▶ _Your objective_: Where the data below has the string "this", return the whole line.

Data records
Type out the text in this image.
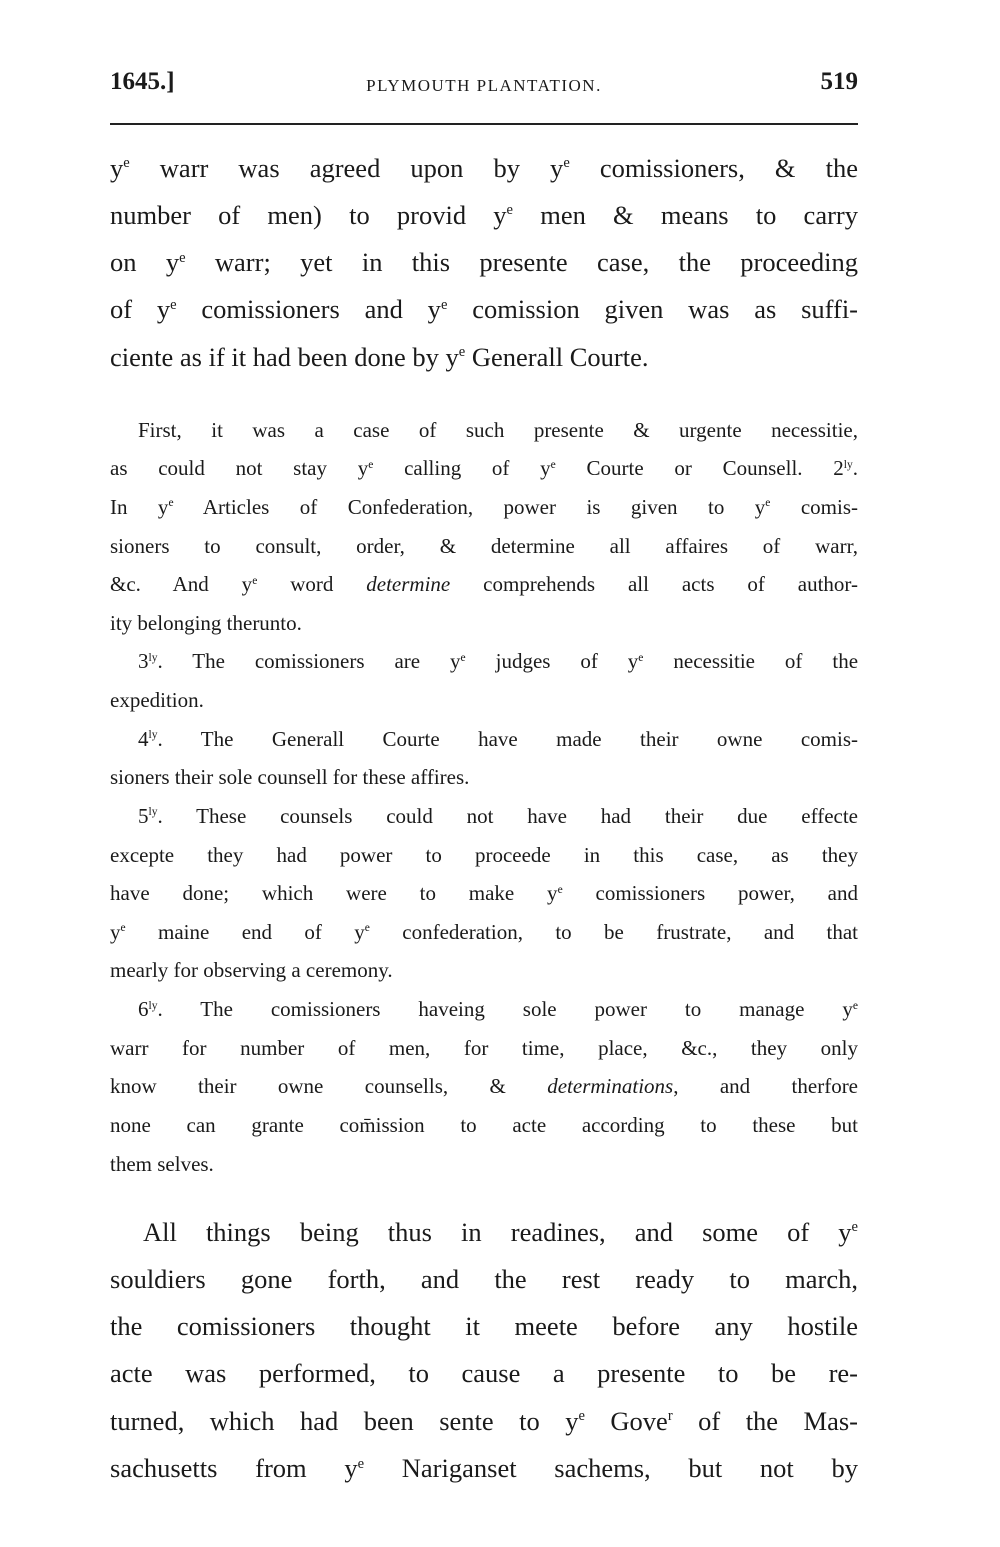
1645.]	PLYMOUTH PLANTATION.	519
$y^e$ warr was agreed upon by $y^e$ comissioners, & the
number of men) to provid $y^e$ men & means to carry
on $y^e$ warr; yet in this presente case, the proceeding
of $y^e$ comissioners and $y^e$ comission given was as suffi-
ciente as if it had been done by $y^e$ Generall Courte.
First, it was a case of such presente & urgente necessitie,
as could not stay $y^e$ calling of $y^e$ Courte or Counsell. $2^{ly}$.
In $y^e$ Articles of Confederation, power is given to $y^e$ comis-
sioners to consult, order, & determine all affaires of warr,
&c. And $y^e$ word determine comprehends all acts of author-
ity belonging therunto.
$3^{ly}$. The comissioners are $y^e$ judges of $y^e$ necessitie of the
expedition.
$4^{ly}$. The Generall Courte have made their owne comis-
sioners their sole counsell for these affires.
$5^{ly}$. These counsels could not have had their due effecte
excepte they had power to proceede in this case, as they
have done; which were to make $y^e$ comissioners power, and
$y^e$ maine end of $y^e$ confederation, to be frustrate, and that
mearly for observing a ceremony.
$6^{ly}$. The comissioners haveing sole power to manage $y^e$
warr for number of men, for time, place, &c., they only
know their owne counsells, & determinations, and therfore
none can grante com̄ission to acte according to these but
them selves.
All things being thus in readines, and some of $y^e$
souldiers gone forth, and the rest ready to march,
the comissioners thought it meete before any hostile
acte was performed, to cause a presente to be re-
turned, which had been sente to $y^e$ Gove$^r$ of the Mas-
sachusetts from $y^e$ Nariganset sachems, but not by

▶ _Response to the exercise_:
Type out the text in this image.
on $y^e$ warr; yet in this presente case, the proceeding
excepte they had power to proceede in this case, as they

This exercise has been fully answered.